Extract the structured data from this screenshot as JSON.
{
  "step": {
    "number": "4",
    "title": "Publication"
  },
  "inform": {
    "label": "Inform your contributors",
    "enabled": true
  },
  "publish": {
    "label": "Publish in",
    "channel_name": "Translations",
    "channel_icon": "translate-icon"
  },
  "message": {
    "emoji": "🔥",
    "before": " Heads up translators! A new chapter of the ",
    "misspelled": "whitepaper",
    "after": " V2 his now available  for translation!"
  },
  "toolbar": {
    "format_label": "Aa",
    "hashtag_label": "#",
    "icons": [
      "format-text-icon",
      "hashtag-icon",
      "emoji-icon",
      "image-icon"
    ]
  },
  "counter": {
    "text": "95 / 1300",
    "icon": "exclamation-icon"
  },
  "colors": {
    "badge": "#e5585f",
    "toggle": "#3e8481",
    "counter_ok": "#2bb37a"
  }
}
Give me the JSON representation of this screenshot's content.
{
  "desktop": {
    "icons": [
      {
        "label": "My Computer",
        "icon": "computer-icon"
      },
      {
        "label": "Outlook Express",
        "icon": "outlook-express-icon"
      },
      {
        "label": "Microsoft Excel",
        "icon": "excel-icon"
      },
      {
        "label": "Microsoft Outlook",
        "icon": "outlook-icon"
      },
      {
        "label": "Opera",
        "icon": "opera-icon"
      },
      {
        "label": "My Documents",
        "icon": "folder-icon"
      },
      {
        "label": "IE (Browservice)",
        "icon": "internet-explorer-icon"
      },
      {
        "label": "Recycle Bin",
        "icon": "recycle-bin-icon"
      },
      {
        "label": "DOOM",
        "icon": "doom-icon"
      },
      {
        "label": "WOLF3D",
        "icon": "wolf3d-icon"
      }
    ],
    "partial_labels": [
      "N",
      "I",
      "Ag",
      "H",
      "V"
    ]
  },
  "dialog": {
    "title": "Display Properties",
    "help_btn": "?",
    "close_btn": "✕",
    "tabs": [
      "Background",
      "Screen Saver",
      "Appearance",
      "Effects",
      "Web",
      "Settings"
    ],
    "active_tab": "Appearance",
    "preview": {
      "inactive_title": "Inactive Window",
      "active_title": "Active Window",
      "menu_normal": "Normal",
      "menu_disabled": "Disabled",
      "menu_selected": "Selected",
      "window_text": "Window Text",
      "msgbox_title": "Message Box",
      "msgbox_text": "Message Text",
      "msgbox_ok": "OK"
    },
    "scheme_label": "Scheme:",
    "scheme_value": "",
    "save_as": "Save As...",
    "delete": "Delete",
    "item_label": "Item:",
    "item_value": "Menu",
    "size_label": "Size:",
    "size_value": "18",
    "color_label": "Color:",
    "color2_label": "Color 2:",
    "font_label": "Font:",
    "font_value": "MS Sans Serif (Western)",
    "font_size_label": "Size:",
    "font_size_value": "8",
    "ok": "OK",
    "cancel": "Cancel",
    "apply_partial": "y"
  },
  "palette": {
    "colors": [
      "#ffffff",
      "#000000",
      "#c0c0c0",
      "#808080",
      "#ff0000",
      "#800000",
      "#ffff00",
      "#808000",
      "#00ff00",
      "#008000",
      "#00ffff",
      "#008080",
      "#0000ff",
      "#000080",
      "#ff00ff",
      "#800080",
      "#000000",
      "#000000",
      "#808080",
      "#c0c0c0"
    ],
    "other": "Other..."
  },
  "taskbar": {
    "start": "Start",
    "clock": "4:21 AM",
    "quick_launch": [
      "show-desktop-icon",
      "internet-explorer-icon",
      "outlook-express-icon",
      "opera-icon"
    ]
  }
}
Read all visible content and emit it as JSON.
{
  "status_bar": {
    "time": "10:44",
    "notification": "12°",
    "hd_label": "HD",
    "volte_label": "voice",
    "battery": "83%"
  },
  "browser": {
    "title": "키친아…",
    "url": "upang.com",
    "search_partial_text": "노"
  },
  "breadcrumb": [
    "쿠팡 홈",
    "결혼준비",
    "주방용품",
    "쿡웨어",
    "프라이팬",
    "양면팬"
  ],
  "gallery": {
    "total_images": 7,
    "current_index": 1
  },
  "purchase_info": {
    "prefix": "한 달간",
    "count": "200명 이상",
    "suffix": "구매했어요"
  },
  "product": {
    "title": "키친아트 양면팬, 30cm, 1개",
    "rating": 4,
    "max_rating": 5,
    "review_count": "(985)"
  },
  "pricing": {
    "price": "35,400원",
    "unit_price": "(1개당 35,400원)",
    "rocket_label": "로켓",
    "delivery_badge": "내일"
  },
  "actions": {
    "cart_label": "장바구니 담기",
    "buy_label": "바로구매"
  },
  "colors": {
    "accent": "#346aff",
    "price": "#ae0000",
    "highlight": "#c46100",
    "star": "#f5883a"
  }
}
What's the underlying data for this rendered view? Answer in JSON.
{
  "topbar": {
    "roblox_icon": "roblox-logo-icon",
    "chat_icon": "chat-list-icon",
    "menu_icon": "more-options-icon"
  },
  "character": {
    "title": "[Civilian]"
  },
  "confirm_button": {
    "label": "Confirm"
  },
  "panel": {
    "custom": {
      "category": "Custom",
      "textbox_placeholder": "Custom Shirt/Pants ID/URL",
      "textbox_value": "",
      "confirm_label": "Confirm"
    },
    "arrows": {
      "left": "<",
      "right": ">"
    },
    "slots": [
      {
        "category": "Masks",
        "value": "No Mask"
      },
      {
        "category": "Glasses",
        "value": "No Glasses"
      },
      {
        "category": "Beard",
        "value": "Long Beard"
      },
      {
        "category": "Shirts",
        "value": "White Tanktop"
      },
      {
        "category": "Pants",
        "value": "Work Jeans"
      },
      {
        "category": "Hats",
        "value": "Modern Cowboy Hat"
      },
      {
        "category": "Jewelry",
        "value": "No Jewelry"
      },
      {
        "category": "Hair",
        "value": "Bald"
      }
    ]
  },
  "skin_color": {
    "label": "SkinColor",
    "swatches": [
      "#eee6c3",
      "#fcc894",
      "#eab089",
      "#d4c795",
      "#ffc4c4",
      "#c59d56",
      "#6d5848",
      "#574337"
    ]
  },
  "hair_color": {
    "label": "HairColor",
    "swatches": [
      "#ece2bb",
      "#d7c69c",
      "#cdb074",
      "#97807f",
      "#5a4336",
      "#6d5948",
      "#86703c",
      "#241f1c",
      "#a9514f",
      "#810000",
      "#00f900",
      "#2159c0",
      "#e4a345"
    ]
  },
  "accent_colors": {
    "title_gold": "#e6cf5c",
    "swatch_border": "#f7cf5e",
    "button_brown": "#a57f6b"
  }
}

◇ ◇ ◇ ◇

- **Written exercise**:
Word for word, restate all of the data shown above.

- **Full solution**:
Extract the structured data from this screenshot as JSON.
{
  "step": {
    "number": "4",
    "title": "Publication"
  },
  "inform": {
    "label": "Inform your contributors",
    "enabled": true
  },
  "publish": {
    "label": "Publish in",
    "channel_name": "Translations",
    "channel_icon": "translate-icon"
  },
  "message": {
    "emoji": "🔥",
    "before": " Heads up translators! A new chapter of the ",
    "misspelled": "whitepaper",
    "after": " V2 his now available  for translation!"
  },
  "toolbar": {
    "format_label": "Aa",
    "hashtag_label": "#",
    "icons": [
      "format-text-icon",
      "hashtag-icon",
      "emoji-icon",
      "image-icon"
    ]
  },
  "counter": {
    "text": "95 / 1300",
    "icon": "exclamation-icon"
  },
  "colors": {
    "badge": "#e5585f",
    "toggle": "#3e8481",
    "counter_ok": "#2bb37a"
  }
}
Give me the JSON representation of this screenshot's content.
{
  "desktop": {
    "icons": [
      {
        "label": "My Computer",
        "icon": "computer-icon"
      },
      {
        "label": "Outlook Express",
        "icon": "outlook-express-icon"
      },
      {
        "label": "Microsoft Excel",
        "icon": "excel-icon"
      },
      {
        "label": "Microsoft Outlook",
        "icon": "outlook-icon"
      },
      {
        "label": "Opera",
        "icon": "opera-icon"
      },
      {
        "label": "My Documents",
        "icon": "folder-icon"
      },
      {
        "label": "IE (Browservice)",
        "icon": "internet-explorer-icon"
      },
      {
        "label": "Recycle Bin",
        "icon": "recycle-bin-icon"
      },
      {
        "label": "DOOM",
        "icon": "doom-icon"
      },
      {
        "label": "WOLF3D",
        "icon": "wolf3d-icon"
      }
    ],
    "partial_labels": [
      "N",
      "I",
      "Ag",
      "H",
      "V"
    ]
  },
  "dialog": {
    "title": "Display Properties",
    "help_btn": "?",
    "close_btn": "✕",
    "tabs": [
      "Background",
      "Screen Saver",
      "Appearance",
      "Effects",
      "Web",
      "Settings"
    ],
    "active_tab": "Appearance",
    "preview": {
      "inactive_title": "Inactive Window",
      "active_title": "Active Window",
      "menu_normal": "Normal",
      "menu_disabled": "Disabled",
      "menu_selected": "Selected",
      "window_text": "Window Text",
      "msgbox_title": "Message Box",
      "msgbox_text": "Message Text",
      "msgbox_ok": "OK"
    },
    "scheme_label": "Scheme:",
    "scheme_value": "",
    "save_as": "Save As...",
    "delete": "Delete",
    "item_label": "Item:",
    "item_value": "Menu",
    "size_label": "Size:",
    "size_value": "18",
    "color_label": "Color:",
    "color2_label": "Color 2:",
    "font_label": "Font:",
    "font_value": "MS Sans Serif (Western)",
    "font_size_label": "Size:",
    "font_size_value": "8",
    "ok": "OK",
    "cancel": "Cancel",
    "apply_partial": "y"
  },
  "palette": {
    "colors": [
      "#ffffff",
      "#000000",
      "#c0c0c0",
      "#808080",
      "#ff0000",
      "#800000",
      "#ffff00",
      "#808000",
      "#00ff00",
      "#008000",
      "#00ffff",
      "#008080",
      "#0000ff",
      "#000080",
      "#ff00ff",
      "#800080",
      "#000000",
      "#000000",
      "#808080",
      "#c0c0c0"
    ],
    "other": "Other..."
  },
  "taskbar": {
    "start": "Start",
    "clock": "4:21 AM",
    "quick_launch": [
      "show-desktop-icon",
      "internet-explorer-icon",
      "outlook-express-icon",
      "opera-icon"
    ]
  }
}
Read all visible content and emit it as JSON.
{
  "status_bar": {
    "time": "10:44",
    "notification": "12°",
    "hd_label": "HD",
    "volte_label": "voice",
    "battery": "83%"
  },
  "browser": {
    "title": "키친아…",
    "url": "upang.com",
    "search_partial_text": "노"
  },
  "breadcrumb": [
    "쿠팡 홈",
    "결혼준비",
    "주방용품",
    "쿡웨어",
    "프라이팬",
    "양면팬"
  ],
  "gallery": {
    "total_images": 7,
    "current_index": 1
  },
  "purchase_info": {
    "prefix": "한 달간",
    "count": "200명 이상",
    "suffix": "구매했어요"
  },
  "product": {
    "title": "키친아트 양면팬, 30cm, 1개",
    "rating": 4,
    "max_rating": 5,
    "review_count": "(985)"
  },
  "pricing": {
    "price": "35,400원",
    "unit_price": "(1개당 35,400원)",
    "rocket_label": "로켓",
    "delivery_badge": "내일"
  },
  "actions": {
    "cart_label": "장바구니 담기",
    "buy_label": "바로구매"
  },
  "colors": {
    "accent": "#346aff",
    "price": "#ae0000",
    "highlight": "#c46100",
    "star": "#f5883a"
  }
}
What's the underlying data for this rendered view? Answer in JSON.
{
  "topbar": {
    "roblox_icon": "roblox-logo-icon",
    "chat_icon": "chat-list-icon",
    "menu_icon": "more-options-icon"
  },
  "character": {
    "title": "[Civilian]"
  },
  "confirm_button": {
    "label": "Confirm"
  },
  "panel": {
    "custom": {
      "category": "Custom",
      "textbox_placeholder": "Custom Shirt/Pants ID/URL",
      "textbox_value": "",
      "confirm_label": "Confirm"
    },
    "arrows": {
      "left": "<",
      "right": ">"
    },
    "slots": [
      {
        "category": "Masks",
        "value": "No Mask"
      },
      {
        "category": "Glasses",
        "value": "No Glasses"
      },
      {
        "category": "Beard",
        "value": "Long Beard"
      },
      {
        "category": "Shirts",
        "value": "White Tanktop"
      },
      {
        "category": "Pants",
        "value": "Work Jeans"
      },
      {
        "category": "Hats",
        "value": "Modern Cowboy Hat"
      },
      {
        "category": "Jewelry",
        "value": "No Jewelry"
      },
      {
        "category": "Hair",
        "value": "Bald"
      }
    ]
  },
  "skin_color": {
    "label": "SkinColor",
    "swatches": [
      "#eee6c3",
      "#fcc894",
      "#eab089",
      "#d4c795",
      "#ffc4c4",
      "#c59d56",
      "#6d5848",
      "#574337"
    ]
  },
  "hair_color": {
    "label": "HairColor",
    "swatches": [
      "#ece2bb",
      "#d7c69c",
      "#cdb074",
      "#97807f",
      "#5a4336",
      "#6d5948",
      "#86703c",
      "#241f1c",
      "#a9514f",
      "#810000",
      "#00f900",
      "#2159c0",
      "#e4a345"
    ]
  },
  "accent_colors": {
    "title_gold": "#e6cf5c",
    "swatch_border": "#f7cf5e",
    "button_brown": "#a57f6b"
  }
}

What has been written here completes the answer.